-- YOUR INSTRUCTIONS --
Word for word, restate every line of the material.

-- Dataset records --
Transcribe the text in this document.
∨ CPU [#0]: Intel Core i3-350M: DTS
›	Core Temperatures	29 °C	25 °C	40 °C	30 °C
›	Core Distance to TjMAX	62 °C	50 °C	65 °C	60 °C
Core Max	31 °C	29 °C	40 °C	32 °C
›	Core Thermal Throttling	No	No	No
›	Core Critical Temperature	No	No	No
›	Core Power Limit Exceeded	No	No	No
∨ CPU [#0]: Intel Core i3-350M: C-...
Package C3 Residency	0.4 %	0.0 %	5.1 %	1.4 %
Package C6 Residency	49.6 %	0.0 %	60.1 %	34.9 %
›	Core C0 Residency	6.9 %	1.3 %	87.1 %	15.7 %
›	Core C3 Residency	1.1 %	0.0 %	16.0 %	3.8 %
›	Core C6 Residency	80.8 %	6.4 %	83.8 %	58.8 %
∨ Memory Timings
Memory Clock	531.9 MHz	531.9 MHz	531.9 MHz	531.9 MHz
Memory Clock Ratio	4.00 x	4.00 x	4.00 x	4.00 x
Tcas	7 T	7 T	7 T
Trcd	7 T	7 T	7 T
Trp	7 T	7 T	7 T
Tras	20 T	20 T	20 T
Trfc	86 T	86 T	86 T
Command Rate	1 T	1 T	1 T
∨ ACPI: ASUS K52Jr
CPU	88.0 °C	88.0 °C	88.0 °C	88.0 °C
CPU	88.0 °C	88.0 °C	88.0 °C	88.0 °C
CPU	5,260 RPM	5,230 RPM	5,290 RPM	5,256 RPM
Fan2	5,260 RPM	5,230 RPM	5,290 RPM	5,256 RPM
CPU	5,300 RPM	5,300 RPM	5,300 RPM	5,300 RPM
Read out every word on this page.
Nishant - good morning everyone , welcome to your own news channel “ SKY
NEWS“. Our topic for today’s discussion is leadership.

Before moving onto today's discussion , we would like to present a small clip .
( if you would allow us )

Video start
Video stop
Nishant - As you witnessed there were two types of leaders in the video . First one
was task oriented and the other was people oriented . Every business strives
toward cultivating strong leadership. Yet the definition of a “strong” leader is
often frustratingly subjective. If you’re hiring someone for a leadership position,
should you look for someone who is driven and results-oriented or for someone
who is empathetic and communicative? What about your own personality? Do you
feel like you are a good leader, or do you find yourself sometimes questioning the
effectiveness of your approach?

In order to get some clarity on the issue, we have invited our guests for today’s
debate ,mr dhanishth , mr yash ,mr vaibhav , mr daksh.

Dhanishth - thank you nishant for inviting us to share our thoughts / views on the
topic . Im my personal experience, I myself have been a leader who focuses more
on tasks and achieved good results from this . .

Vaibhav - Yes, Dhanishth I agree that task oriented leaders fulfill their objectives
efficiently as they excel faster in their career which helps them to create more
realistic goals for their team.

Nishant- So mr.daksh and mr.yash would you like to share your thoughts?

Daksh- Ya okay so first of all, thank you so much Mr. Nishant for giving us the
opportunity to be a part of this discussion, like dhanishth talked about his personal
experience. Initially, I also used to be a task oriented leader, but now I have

-- REPLY TO THE TASK --
Transcribe the text in this document.
∨ CPU [#0]: Intel Core i3-350M: DTS
›	Core Temperatures	29 °C	25 °C	40 °C	30 °C
›	Core Distance to TjMAX	62 °C	50 °C	65 °C	60 °C
Core Max	31 °C	29 °C	40 °C	32 °C
›	Core Thermal Throttling	No	No	No
›	Core Critical Temperature	No	No	No
›	Core Power Limit Exceeded	No	No	No
∨ CPU [#0]: Intel Core i3-350M: C-...
Package C3 Residency	0.4 %	0.0 %	5.1 %	1.4 %
Package C6 Residency	49.6 %	0.0 %	60.1 %	34.9 %
›	Core C0 Residency	6.9 %	1.3 %	87.1 %	15.7 %
›	Core C3 Residency	1.1 %	0.0 %	16.0 %	3.8 %
›	Core C6 Residency	80.8 %	6.4 %	83.8 %	58.8 %
∨ Memory Timings
Memory Clock	531.9 MHz	531.9 MHz	531.9 MHz	531.9 MHz
Memory Clock Ratio	4.00 x	4.00 x	4.00 x	4.00 x
Tcas	7 T	7 T	7 T
Trcd	7 T	7 T	7 T
Trp	7 T	7 T	7 T
Tras	20 T	20 T	20 T
Trfc	86 T	86 T	86 T
Command Rate	1 T	1 T	1 T
∨ ACPI: ASUS K52Jr
CPU	88.0 °C	88.0 °C	88.0 °C	88.0 °C
CPU	88.0 °C	88.0 °C	88.0 °C	88.0 °C
CPU	5,260 RPM	5,230 RPM	5,290 RPM	5,256 RPM
Fan2	5,260 RPM	5,230 RPM	5,290 RPM	5,256 RPM
CPU	5,300 RPM	5,300 RPM	5,300 RPM	5,300 RPM
Read out every word on this page.
Nishant - good morning everyone , welcome to your own news channel “ SKY
NEWS“. Our topic for today’s discussion is leadership.

Before moving onto today's discussion , we would like to present a small clip .
( if you would allow us )

Video start
Video stop
Nishant - As you witnessed there were two types of leaders in the video . First one
was task oriented and the other was people oriented . Every business strives
toward cultivating strong leadership. Yet the definition of a “strong” leader is
often frustratingly subjective. If you’re hiring someone for a leadership position,
should you look for someone who is driven and results-oriented or for someone
who is empathetic and communicative? What about your own personality? Do you
feel like you are a good leader, or do you find yourself sometimes questioning the
effectiveness of your approach?

In order to get some clarity on the issue, we have invited our guests for today’s
debate ,mr dhanishth , mr yash ,mr vaibhav , mr daksh.

Dhanishth - thank you nishant for inviting us to share our thoughts / views on the
topic . Im my personal experience, I myself have been a leader who focuses more
on tasks and achieved good results from this . .

Vaibhav - Yes, Dhanishth I agree that task oriented leaders fulfill their objectives
efficiently as they excel faster in their career which helps them to create more
realistic goals for their team.

Nishant- So mr.daksh and mr.yash would you like to share your thoughts?

Daksh- Ya okay so first of all, thank you so much Mr. Nishant for giving us the
opportunity to be a part of this discussion, like dhanishth talked about his personal
experience. Initially, I also used to be a task oriented leader, but now I have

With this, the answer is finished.